Could you copy every line from the material below in which "stosować" appears?

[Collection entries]
"""

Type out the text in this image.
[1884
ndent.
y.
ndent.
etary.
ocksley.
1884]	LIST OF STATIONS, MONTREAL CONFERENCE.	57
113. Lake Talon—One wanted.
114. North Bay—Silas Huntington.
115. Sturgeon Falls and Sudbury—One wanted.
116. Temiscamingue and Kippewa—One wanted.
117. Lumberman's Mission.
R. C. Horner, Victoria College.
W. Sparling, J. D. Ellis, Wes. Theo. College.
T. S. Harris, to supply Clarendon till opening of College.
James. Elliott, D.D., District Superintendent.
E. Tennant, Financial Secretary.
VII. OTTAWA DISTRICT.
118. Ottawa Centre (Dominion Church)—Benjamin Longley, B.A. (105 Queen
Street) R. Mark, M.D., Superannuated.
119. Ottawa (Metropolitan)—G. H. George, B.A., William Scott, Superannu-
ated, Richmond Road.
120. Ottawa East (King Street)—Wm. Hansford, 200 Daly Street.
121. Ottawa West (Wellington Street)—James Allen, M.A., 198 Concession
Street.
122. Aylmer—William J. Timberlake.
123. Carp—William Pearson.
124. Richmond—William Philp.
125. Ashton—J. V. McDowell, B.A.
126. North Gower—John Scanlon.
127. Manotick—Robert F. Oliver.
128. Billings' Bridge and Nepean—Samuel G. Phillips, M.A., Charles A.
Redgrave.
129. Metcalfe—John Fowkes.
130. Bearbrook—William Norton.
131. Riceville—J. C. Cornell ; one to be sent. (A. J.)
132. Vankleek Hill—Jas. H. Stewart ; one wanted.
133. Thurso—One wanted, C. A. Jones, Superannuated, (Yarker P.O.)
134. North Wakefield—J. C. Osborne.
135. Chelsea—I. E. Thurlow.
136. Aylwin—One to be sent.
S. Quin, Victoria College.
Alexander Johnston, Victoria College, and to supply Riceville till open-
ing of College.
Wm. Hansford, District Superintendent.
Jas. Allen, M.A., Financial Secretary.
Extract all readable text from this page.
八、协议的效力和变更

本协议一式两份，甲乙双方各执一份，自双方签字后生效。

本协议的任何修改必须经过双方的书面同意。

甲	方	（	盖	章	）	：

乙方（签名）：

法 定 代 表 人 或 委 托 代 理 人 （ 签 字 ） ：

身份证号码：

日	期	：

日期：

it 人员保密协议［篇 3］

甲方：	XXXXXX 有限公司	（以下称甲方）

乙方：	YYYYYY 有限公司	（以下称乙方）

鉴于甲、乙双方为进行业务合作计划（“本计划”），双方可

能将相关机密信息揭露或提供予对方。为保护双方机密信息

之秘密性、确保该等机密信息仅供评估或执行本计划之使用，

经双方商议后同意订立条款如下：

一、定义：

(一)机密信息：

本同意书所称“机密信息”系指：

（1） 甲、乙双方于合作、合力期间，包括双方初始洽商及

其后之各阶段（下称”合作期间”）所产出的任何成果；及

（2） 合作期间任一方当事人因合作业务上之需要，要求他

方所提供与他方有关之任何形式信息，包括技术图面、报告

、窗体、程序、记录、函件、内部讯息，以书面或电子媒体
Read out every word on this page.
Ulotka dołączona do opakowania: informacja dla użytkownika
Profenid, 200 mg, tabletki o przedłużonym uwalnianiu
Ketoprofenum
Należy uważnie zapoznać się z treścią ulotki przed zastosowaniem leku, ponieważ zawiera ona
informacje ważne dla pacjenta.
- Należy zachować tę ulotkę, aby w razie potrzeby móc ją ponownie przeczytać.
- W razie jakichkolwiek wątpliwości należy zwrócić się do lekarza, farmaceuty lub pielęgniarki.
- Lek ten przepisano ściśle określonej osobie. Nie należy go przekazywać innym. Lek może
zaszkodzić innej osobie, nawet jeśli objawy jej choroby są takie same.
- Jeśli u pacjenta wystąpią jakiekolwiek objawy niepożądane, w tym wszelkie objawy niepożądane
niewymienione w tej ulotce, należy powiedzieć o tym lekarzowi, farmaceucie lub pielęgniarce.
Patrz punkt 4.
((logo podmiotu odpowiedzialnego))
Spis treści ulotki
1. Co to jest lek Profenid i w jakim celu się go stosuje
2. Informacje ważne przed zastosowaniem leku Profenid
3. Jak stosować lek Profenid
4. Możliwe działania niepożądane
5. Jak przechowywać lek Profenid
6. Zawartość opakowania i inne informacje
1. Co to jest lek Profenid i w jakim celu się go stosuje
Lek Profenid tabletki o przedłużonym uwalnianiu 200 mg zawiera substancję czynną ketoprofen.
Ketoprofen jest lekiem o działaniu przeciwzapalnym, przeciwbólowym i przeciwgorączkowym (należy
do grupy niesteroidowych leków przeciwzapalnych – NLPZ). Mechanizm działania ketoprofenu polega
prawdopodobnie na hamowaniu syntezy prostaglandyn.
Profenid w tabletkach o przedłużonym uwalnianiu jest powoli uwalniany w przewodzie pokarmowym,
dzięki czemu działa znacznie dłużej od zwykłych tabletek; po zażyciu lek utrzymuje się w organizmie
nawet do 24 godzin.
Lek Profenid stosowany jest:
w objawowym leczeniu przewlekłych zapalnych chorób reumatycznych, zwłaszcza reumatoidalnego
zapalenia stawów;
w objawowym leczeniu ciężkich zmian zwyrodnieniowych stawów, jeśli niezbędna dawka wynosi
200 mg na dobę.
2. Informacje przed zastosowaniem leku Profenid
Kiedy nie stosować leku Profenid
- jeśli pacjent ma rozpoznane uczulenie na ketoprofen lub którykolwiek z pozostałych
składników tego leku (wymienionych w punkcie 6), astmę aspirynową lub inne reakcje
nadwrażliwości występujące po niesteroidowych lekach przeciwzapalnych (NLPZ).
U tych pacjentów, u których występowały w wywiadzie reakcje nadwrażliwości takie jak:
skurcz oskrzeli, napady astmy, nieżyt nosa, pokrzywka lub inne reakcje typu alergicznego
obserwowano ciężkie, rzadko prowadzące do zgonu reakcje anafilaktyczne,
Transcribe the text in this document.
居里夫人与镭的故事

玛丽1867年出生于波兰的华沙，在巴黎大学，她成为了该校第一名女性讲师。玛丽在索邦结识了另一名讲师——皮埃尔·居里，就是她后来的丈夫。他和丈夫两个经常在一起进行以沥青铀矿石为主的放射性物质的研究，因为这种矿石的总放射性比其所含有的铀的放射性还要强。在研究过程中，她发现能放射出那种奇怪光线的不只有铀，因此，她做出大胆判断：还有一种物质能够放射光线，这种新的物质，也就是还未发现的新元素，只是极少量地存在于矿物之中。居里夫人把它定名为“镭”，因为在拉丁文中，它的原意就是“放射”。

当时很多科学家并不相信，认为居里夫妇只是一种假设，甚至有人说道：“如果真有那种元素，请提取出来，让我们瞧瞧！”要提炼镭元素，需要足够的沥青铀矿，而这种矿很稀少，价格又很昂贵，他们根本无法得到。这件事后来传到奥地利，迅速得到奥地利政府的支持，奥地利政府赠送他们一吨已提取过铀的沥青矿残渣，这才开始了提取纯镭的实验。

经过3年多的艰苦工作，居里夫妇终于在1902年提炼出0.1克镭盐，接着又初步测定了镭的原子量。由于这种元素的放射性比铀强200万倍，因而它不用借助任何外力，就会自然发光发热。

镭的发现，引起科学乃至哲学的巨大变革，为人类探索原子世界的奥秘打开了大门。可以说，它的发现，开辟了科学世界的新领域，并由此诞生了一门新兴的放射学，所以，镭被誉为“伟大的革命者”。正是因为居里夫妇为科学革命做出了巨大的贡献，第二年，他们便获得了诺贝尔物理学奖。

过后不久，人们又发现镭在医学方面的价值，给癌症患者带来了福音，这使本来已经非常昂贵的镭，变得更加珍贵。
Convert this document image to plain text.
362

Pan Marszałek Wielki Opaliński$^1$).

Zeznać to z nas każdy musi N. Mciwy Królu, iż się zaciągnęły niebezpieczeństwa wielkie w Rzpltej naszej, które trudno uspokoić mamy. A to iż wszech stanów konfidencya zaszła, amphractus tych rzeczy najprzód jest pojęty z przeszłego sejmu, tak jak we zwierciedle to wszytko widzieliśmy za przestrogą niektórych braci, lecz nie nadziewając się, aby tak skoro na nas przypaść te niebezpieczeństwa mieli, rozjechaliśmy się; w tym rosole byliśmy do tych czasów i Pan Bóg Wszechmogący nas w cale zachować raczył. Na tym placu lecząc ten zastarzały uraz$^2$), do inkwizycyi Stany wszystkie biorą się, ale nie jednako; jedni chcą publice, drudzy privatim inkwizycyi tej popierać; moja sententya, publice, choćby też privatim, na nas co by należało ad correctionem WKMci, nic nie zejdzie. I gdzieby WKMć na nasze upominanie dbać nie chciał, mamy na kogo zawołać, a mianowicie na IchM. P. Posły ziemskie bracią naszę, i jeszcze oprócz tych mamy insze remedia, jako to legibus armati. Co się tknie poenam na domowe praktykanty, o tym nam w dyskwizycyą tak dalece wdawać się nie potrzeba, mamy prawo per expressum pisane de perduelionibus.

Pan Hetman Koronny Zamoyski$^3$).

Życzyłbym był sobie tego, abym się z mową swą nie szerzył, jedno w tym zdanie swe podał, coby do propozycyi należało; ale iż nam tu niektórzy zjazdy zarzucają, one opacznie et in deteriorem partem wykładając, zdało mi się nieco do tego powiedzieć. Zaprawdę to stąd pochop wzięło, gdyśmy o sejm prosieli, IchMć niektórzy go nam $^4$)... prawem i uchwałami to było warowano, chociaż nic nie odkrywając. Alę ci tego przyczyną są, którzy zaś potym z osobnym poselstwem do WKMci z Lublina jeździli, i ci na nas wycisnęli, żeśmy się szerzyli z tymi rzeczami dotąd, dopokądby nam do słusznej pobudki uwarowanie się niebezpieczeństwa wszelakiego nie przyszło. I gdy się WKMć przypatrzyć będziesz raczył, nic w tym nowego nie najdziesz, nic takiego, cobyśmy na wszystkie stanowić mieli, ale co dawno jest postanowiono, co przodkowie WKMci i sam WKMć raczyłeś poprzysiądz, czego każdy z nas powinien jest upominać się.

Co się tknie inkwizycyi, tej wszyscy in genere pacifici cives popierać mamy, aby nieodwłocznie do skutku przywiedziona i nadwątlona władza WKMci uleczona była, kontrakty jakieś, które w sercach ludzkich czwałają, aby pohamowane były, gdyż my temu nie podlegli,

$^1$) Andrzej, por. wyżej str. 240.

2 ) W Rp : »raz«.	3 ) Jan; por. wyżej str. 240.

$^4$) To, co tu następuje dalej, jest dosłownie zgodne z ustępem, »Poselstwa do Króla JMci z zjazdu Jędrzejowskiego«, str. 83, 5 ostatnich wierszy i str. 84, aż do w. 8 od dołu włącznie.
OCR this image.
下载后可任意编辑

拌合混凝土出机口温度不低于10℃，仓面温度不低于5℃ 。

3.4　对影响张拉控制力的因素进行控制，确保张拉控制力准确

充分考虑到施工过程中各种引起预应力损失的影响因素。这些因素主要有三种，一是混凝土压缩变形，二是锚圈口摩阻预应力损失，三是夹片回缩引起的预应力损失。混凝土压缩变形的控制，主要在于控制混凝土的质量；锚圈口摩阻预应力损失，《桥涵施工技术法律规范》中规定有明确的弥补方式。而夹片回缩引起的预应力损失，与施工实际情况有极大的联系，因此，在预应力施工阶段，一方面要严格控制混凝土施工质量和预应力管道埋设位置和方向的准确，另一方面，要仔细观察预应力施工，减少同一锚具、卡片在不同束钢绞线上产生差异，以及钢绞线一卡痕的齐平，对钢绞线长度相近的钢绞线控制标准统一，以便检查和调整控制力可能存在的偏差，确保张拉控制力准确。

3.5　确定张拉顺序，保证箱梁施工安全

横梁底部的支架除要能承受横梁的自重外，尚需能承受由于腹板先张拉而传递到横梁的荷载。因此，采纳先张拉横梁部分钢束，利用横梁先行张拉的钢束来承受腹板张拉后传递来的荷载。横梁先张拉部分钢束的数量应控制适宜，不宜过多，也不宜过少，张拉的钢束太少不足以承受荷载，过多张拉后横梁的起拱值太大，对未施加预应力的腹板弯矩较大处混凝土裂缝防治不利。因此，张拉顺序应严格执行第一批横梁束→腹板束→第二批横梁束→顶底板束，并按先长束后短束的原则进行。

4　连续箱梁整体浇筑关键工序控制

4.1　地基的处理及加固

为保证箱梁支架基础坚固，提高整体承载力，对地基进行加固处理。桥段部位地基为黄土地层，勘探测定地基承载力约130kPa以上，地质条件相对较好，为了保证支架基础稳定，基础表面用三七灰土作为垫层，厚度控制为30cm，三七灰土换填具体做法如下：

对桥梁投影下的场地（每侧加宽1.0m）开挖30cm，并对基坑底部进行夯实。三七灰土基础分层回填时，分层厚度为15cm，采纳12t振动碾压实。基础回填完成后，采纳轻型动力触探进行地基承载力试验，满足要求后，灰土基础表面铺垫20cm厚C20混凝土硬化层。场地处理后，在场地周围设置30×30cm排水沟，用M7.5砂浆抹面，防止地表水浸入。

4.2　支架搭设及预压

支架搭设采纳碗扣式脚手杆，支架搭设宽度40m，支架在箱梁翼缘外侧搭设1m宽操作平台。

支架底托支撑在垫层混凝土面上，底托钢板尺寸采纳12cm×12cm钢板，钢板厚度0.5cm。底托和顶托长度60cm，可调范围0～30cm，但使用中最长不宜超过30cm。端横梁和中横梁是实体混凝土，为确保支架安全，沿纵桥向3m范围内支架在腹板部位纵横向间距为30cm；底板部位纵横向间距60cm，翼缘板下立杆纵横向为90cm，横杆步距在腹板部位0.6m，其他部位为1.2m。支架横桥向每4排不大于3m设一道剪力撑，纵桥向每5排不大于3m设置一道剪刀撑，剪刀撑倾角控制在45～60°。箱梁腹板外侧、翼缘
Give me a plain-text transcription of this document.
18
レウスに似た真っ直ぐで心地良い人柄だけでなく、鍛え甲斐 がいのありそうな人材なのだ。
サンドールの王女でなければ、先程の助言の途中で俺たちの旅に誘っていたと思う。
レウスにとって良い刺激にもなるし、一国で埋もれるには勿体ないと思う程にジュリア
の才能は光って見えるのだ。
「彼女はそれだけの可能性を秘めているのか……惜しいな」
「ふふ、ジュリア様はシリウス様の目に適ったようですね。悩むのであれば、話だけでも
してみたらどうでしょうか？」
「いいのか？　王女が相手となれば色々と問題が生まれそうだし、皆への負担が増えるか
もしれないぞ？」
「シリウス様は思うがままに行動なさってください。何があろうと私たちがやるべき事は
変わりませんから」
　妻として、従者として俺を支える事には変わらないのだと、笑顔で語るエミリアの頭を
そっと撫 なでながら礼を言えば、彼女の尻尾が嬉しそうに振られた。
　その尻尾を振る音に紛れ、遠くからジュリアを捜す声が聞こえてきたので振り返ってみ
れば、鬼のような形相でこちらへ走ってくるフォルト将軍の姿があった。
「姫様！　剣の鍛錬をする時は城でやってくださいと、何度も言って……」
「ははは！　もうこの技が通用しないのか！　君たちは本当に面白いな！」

"""

▶ _COMPLETED TASK_:
3. Jak stosować lek Profenid
Kiedy nie stosować leku Profenid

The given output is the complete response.